**Job**.
Could you write out every entry exactly as it stands?

**Available records**.
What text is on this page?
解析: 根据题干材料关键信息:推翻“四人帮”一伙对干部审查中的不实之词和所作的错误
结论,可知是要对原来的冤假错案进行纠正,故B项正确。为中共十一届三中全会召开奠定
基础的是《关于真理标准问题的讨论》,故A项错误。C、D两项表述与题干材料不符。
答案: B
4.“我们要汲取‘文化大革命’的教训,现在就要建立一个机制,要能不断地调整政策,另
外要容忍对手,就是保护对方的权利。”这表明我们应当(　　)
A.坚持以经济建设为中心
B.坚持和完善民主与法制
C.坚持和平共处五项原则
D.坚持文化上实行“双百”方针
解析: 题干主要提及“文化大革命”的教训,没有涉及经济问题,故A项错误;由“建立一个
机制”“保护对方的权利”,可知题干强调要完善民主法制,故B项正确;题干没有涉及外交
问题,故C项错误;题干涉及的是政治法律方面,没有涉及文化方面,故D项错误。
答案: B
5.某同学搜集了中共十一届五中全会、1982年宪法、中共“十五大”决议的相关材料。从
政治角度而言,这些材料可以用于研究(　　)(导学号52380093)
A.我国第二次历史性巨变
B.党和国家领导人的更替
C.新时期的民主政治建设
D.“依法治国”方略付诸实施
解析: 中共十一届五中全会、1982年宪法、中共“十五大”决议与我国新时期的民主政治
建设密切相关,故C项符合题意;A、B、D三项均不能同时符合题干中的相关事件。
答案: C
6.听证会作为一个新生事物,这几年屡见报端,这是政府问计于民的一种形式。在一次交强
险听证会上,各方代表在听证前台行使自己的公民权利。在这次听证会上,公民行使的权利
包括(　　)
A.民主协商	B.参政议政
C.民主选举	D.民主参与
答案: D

**Completed task**.
What text is on this page?
解析: 根据题干材料关键信息:推翻“四人帮”一伙对干部审查中的不实之词和所作的错误
结论,可知是要对原来的冤假错案进行纠正,故B项正确。为中共十一届三中全会召开奠定
基础的是《关于真理标准问题的讨论》,故A项错误。C、D两项表述与题干材料不符。
答案: B
4.“我们要汲取‘文化大革命’的教训,现在就要建立一个机制,要能不断地调整政策,另
外要容忍对手,就是保护对方的权利。”这表明我们应当(　　)
A.坚持以经济建设为中心
B.坚持和完善民主与法制
C.坚持和平共处五项原则
D.坚持文化上实行“双百”方针
解析: 题干主要提及“文化大革命”的教训,没有涉及经济问题,故A项错误;由“建立一个
机制”“保护对方的权利”,可知题干强调要完善民主法制,故B项正确;题干没有涉及外交
问题,故C项错误;题干涉及的是政治法律方面,没有涉及文化方面,故D项错误。
答案: B
5.某同学搜集了中共十一届五中全会、1982年宪法、中共“十五大”决议的相关材料。从
政治角度而言,这些材料可以用于研究(　　)(导学号52380093)
A.我国第二次历史性巨变
B.党和国家领导人的更替
C.新时期的民主政治建设
D.“依法治国”方略付诸实施
解析: 中共十一届五中全会、1982年宪法、中共“十五大”决议与我国新时期的民主政治
建设密切相关,故C项符合题意;A、B、D三项均不能同时符合题干中的相关事件。
答案: C
6.听证会作为一个新生事物,这几年屡见报端,这是政府问计于民的一种形式。在一次交强
险听证会上,各方代表在听证前台行使自己的公民权利。在这次听证会上,公民行使的权利
包括(　　)
A.民主协商	B.参政议政
C.民主选举	D.民主参与
答案: D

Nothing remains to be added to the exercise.